◆ **YOUR INSTRUCTIONS**
Extract each line of the records that contains the string "FancyBboxPatch".

====== RECORD EXTRACTS ======

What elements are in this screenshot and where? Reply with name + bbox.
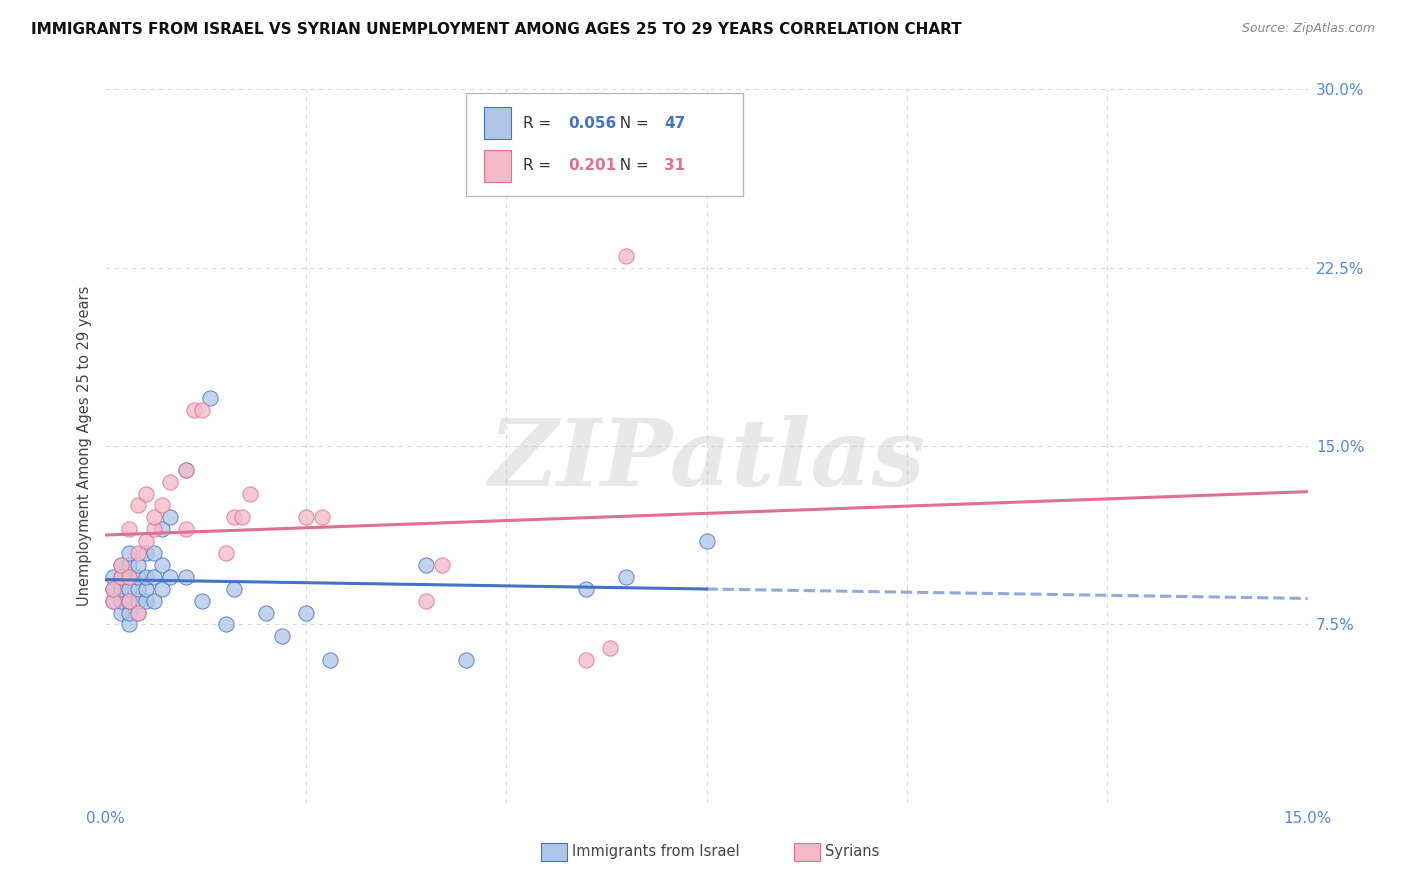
Point bbox=[319, 653, 342, 667]
Point bbox=[270, 629, 292, 643]
Point bbox=[183, 403, 205, 417]
Point bbox=[118, 546, 141, 560]
Text: N =: N = bbox=[610, 159, 654, 173]
Point bbox=[415, 593, 437, 607]
Text: Immigrants from Israel: Immigrants from Israel bbox=[572, 845, 740, 859]
Point bbox=[696, 534, 718, 549]
Point bbox=[198, 392, 221, 406]
Point bbox=[127, 582, 149, 596]
Text: R =: R = bbox=[523, 116, 555, 130]
Point bbox=[616, 570, 638, 584]
Point bbox=[127, 606, 149, 620]
Point bbox=[110, 570, 132, 584]
Point bbox=[159, 570, 181, 584]
Point bbox=[118, 558, 141, 572]
Point bbox=[118, 606, 141, 620]
Point bbox=[295, 510, 318, 524]
Text: IMMIGRANTS FROM ISRAEL VS SYRIAN UNEMPLOYMENT AMONG AGES 25 TO 29 YEARS CORRELAT: IMMIGRANTS FROM ISRAEL VS SYRIAN UNEMPLO… bbox=[31, 22, 962, 37]
Point bbox=[142, 522, 165, 536]
Point bbox=[118, 570, 141, 584]
Point bbox=[599, 641, 621, 656]
Point bbox=[110, 558, 132, 572]
Point bbox=[135, 570, 157, 584]
Point bbox=[174, 463, 197, 477]
Point bbox=[159, 510, 181, 524]
Point bbox=[118, 570, 141, 584]
Point bbox=[454, 653, 477, 667]
Text: 0.056: 0.056 bbox=[568, 116, 616, 130]
Text: Syrians: Syrians bbox=[825, 845, 880, 859]
Point bbox=[190, 403, 212, 417]
Point bbox=[575, 582, 598, 596]
Point bbox=[616, 249, 638, 263]
Point bbox=[159, 475, 181, 489]
Point bbox=[103, 582, 125, 596]
FancyBboxPatch shape bbox=[484, 107, 510, 139]
Text: Source: ZipAtlas.com: Source: ZipAtlas.com bbox=[1241, 22, 1375, 36]
Point bbox=[311, 510, 333, 524]
Text: R =: R = bbox=[523, 159, 555, 173]
Text: ZIPatlas: ZIPatlas bbox=[488, 416, 925, 505]
Point bbox=[222, 582, 245, 596]
Point bbox=[110, 570, 132, 584]
Point bbox=[127, 558, 149, 572]
Point bbox=[150, 582, 173, 596]
Point bbox=[150, 522, 173, 536]
Point bbox=[430, 558, 453, 572]
Point bbox=[127, 570, 149, 584]
Point bbox=[127, 593, 149, 607]
Point bbox=[142, 593, 165, 607]
FancyBboxPatch shape bbox=[484, 150, 510, 182]
Point bbox=[142, 510, 165, 524]
Point bbox=[135, 534, 157, 549]
Point bbox=[118, 593, 141, 607]
Point bbox=[231, 510, 253, 524]
Point bbox=[135, 582, 157, 596]
Point bbox=[174, 570, 197, 584]
Point bbox=[222, 510, 245, 524]
Point bbox=[135, 546, 157, 560]
Point bbox=[118, 522, 141, 536]
Text: 0.201: 0.201 bbox=[568, 159, 616, 173]
Point bbox=[127, 606, 149, 620]
Point bbox=[103, 593, 125, 607]
Text: 31: 31 bbox=[665, 159, 686, 173]
Point bbox=[214, 617, 236, 632]
Point bbox=[174, 522, 197, 536]
Point bbox=[239, 486, 262, 500]
Point bbox=[190, 593, 212, 607]
Point bbox=[135, 486, 157, 500]
Point bbox=[295, 606, 318, 620]
Point bbox=[415, 558, 437, 572]
Point bbox=[103, 570, 125, 584]
Point bbox=[103, 593, 125, 607]
Point bbox=[118, 617, 141, 632]
Point bbox=[142, 570, 165, 584]
Point bbox=[150, 499, 173, 513]
Point bbox=[118, 582, 141, 596]
Text: 47: 47 bbox=[665, 116, 686, 130]
Point bbox=[142, 546, 165, 560]
Point bbox=[150, 558, 173, 572]
Point bbox=[103, 582, 125, 596]
Point bbox=[110, 582, 132, 596]
Point bbox=[135, 593, 157, 607]
Point bbox=[254, 606, 277, 620]
FancyBboxPatch shape bbox=[465, 93, 742, 196]
Point bbox=[110, 593, 132, 607]
Point bbox=[127, 546, 149, 560]
Point bbox=[214, 546, 236, 560]
Point bbox=[174, 463, 197, 477]
Point bbox=[127, 499, 149, 513]
Point bbox=[110, 558, 132, 572]
Text: N =: N = bbox=[610, 116, 654, 130]
Point bbox=[575, 653, 598, 667]
Point bbox=[110, 606, 132, 620]
Point bbox=[118, 593, 141, 607]
Y-axis label: Unemployment Among Ages 25 to 29 years: Unemployment Among Ages 25 to 29 years bbox=[76, 285, 91, 607]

======

◆ **EXPECTED OUTPUT**
FancyBboxPatch shape bbox=[484, 107, 510, 139]
FancyBboxPatch shape bbox=[484, 150, 510, 182]
FancyBboxPatch shape bbox=[465, 93, 742, 196]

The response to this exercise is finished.